Set problem 1
According to the blog post, what is the writer wearing today?
Set problem 2
Echo the entries exactly, covering the stretch from the first entry through the line that contains "breadcrumb: Utah Public", both included.

Document segment
•••
Tuesday, March 23, 2010

And the Heart Goes To...

I'm wearing a new suit today. I'm not only pleased by its appearance, but also the fact that it is new. You see, despite the relatively formal attire socioculturally demanded by my place of employment, I'm not well-off and a new suit is a rarity.

We can thank the girlfriend.

I had mentioned to her recently, much to her surprise and possible offense, that I still struggle to think of myself as part of a couple. I am reminded only when I speak to others who mention that they are alone or when another member of a couple mentions their partner. This is despite the fact that I see her literally every day, and have since we started dating. It is not out of any desire to be with someone else, nor any desire to be single. Certainly, no. Yet every time I am reminded, there is a pleasant, sedated surprise -- as if I never really knew it until that point.

I struggle to concieve of myself as a member of a couple because it has been so long since I was in love and, truthfully, I've never been with anyone long enough for the feeling of partnership to set in, the kind of conceptual understanding that develops only with time and trust. Psyche glimmered with those possibilities, but our relationship was apparently destined to be transient, as if perhaps a dream. A vivid dream, but a dream nonetheless.

With Bean things are different. Yes, what a silly statement. Everyone says "with this one it's different", but I suppose it's always true given that no two relationships are alike. I guess I should say that with Bean things are different, in a way that is proven to be good and established.

One of the questions I constantly ask myself now is whether or not this relationship, despite it's passion, health, partnership, and understanding, could fail? The thought of it seems ridiculous, but I am a man of possibilities. I strain to see these scenarios, how they could happen, and how to prevent them. Bean and I are always offering one another reassurances, and we both sincerely mean it, and have little doubt, if any. Promises of forever are, however, on the grand scheme of things, a best intention and literally could not be more, given chance and life's randomness.

And its frailty.

My heart presumes no outcome, but it loves, and so it hopes and hopes and hopes. From those hopes, the seemingly endless will to fight so that it never ends.
•••
Records to process

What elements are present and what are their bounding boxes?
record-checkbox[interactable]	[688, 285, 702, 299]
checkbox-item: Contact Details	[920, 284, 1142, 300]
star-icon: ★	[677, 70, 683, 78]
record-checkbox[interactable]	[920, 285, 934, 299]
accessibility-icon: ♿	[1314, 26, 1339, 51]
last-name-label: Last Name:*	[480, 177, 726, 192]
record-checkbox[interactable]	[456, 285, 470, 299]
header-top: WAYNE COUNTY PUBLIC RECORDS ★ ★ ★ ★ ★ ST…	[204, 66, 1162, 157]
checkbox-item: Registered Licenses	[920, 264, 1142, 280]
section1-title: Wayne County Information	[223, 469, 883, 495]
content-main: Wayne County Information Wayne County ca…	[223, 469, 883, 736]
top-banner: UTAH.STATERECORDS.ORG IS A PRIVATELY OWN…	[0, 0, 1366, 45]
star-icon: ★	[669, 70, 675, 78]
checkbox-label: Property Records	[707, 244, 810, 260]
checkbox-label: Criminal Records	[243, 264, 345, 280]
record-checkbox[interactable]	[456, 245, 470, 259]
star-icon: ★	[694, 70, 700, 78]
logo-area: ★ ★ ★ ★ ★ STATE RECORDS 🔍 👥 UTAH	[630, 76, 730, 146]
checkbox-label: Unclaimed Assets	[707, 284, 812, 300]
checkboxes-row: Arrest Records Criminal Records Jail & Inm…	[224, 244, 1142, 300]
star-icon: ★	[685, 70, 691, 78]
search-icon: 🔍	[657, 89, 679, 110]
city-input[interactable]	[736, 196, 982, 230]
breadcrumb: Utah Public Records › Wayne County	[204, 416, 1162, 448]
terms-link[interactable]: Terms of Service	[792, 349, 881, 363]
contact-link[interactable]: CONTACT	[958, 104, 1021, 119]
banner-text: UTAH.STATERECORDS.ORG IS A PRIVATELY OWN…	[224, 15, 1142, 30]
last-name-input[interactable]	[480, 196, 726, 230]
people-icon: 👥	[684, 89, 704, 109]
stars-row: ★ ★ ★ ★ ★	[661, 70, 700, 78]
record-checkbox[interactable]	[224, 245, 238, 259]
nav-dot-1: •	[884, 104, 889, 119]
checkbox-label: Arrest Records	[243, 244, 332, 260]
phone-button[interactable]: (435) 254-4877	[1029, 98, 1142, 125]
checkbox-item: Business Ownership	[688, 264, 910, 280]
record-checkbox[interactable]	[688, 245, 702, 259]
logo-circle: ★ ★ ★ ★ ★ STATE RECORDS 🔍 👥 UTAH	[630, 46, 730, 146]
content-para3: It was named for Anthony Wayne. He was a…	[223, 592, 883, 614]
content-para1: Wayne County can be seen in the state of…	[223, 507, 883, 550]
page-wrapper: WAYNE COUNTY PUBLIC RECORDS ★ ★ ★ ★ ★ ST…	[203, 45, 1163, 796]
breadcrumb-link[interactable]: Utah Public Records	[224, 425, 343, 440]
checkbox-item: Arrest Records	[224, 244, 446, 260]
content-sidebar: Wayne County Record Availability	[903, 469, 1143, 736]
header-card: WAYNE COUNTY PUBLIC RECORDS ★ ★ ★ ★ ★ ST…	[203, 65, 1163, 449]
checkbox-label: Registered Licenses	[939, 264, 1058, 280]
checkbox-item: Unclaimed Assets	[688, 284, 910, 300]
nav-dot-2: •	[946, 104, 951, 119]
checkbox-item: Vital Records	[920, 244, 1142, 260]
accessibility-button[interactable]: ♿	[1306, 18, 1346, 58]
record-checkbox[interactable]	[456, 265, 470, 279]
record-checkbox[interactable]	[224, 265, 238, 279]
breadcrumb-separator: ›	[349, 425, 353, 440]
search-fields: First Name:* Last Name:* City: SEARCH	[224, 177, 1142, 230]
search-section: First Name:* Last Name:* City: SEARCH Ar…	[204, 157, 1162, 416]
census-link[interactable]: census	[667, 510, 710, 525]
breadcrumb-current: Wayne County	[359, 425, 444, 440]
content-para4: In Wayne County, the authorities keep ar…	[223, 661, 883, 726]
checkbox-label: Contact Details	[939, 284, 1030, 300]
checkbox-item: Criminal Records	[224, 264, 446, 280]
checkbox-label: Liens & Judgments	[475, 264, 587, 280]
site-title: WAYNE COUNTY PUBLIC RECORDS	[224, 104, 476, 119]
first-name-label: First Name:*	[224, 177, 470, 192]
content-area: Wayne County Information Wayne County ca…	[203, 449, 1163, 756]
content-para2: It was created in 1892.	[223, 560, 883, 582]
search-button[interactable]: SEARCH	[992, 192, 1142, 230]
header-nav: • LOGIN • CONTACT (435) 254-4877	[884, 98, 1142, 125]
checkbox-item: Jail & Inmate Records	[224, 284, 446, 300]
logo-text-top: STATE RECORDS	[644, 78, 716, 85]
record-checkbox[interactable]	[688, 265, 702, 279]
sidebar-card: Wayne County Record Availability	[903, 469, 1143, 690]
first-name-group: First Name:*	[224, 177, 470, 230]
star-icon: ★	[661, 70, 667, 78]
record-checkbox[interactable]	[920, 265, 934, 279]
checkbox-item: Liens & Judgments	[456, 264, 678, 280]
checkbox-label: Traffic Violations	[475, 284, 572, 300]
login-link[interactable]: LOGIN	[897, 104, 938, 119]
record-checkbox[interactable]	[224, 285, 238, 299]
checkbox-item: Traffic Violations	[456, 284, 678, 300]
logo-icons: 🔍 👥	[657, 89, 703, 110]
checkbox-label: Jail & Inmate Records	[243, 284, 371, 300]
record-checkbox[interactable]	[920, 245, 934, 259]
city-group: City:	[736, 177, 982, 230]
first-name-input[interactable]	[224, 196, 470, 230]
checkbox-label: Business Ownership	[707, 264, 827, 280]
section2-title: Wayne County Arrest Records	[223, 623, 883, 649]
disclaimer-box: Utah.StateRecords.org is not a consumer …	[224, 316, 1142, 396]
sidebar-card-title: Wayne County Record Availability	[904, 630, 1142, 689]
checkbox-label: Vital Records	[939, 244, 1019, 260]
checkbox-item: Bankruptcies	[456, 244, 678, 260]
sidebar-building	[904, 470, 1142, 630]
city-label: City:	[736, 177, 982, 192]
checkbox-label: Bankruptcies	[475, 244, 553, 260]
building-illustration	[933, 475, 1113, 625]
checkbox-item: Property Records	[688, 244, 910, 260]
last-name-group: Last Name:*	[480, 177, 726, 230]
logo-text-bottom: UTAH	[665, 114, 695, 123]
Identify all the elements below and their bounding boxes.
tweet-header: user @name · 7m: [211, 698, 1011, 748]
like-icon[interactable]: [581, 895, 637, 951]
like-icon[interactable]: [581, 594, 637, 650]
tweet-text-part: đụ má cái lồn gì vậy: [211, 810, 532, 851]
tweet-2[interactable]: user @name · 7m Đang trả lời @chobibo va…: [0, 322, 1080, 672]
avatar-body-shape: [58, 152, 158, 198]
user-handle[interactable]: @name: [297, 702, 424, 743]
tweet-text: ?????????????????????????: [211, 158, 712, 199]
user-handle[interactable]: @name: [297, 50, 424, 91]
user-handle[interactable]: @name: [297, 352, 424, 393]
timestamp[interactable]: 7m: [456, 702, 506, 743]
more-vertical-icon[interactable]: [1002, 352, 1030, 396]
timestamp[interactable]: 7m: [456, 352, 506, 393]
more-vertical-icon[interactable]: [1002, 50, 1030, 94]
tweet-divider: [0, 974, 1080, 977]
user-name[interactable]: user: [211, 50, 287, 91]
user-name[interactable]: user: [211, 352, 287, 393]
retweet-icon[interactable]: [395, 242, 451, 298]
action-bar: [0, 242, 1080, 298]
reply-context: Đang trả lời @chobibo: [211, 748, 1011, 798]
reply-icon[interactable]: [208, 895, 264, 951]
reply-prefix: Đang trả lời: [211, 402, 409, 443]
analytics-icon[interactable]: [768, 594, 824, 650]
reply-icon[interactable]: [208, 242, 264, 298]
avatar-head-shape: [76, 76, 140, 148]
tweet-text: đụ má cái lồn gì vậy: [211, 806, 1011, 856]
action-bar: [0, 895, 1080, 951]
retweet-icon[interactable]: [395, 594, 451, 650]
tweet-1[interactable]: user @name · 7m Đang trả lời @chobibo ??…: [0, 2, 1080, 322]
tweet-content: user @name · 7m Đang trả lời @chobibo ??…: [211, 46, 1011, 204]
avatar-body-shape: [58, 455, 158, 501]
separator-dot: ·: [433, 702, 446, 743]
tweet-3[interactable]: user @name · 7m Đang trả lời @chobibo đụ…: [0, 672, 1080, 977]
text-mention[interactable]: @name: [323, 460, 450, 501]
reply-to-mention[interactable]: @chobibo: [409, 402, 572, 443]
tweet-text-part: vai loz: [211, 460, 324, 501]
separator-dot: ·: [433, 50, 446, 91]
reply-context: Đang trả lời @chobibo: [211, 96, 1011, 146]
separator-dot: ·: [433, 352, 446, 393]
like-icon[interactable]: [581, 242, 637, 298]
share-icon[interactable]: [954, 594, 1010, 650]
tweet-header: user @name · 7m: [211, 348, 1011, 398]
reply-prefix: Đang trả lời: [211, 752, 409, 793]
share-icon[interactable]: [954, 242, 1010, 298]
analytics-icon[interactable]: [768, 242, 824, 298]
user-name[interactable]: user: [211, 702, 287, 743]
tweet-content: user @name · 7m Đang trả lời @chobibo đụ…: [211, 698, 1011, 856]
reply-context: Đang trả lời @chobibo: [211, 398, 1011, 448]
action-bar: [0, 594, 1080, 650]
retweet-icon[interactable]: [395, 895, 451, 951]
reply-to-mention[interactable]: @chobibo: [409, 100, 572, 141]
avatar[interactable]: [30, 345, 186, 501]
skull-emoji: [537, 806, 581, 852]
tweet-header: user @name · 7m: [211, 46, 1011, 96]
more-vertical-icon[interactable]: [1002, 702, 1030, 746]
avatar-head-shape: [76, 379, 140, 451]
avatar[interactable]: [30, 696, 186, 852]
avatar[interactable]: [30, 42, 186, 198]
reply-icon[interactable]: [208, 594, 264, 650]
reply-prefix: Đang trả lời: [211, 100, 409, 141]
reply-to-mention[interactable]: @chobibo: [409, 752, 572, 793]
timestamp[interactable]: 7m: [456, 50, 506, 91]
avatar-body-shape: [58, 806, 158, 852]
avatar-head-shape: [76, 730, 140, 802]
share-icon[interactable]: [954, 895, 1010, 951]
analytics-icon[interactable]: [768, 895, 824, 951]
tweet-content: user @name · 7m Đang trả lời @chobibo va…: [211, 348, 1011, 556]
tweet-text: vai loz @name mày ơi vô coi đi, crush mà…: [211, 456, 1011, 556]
•••
Task result 1
A new suit.

Task result 2
What elements are present and what are their bounding boxes?
record-checkbox[interactable]	[688, 285, 702, 299]
checkbox-item: Contact Details	[920, 284, 1142, 300]
star-icon: ★	[677, 70, 683, 78]
record-checkbox[interactable]	[920, 285, 934, 299]
accessibility-icon: ♿	[1314, 26, 1339, 51]
last-name-label: Last Name:*	[480, 177, 726, 192]
record-checkbox[interactable]	[456, 285, 470, 299]
header-top: WAYNE COUNTY PUBLIC RECORDS ★ ★ ★ ★ ★ ST…	[204, 66, 1162, 157]
checkbox-item: Registered Licenses	[920, 264, 1142, 280]
section1-title: Wayne County Information	[223, 469, 883, 495]
content-main: Wayne County Information Wayne County ca…	[223, 469, 883, 736]
top-banner: UTAH.STATERECORDS.ORG IS A PRIVATELY OWN…	[0, 0, 1366, 45]
star-icon: ★	[669, 70, 675, 78]
checkbox-label: Property Records	[707, 244, 810, 260]
checkbox-label: Criminal Records	[243, 264, 345, 280]
record-checkbox[interactable]	[456, 245, 470, 259]
star-icon: ★	[694, 70, 700, 78]
logo-area: ★ ★ ★ ★ ★ STATE RECORDS 🔍 👥 UTAH	[630, 76, 730, 146]
checkbox-label: Unclaimed Assets	[707, 284, 812, 300]
checkboxes-row: Arrest Records Criminal Records Jail & Inm…	[224, 244, 1142, 300]
star-icon: ★	[685, 70, 691, 78]
search-icon: 🔍	[657, 89, 679, 110]
city-input[interactable]	[736, 196, 982, 230]
breadcrumb: Utah Public Records › Wayne County	[204, 416, 1162, 448]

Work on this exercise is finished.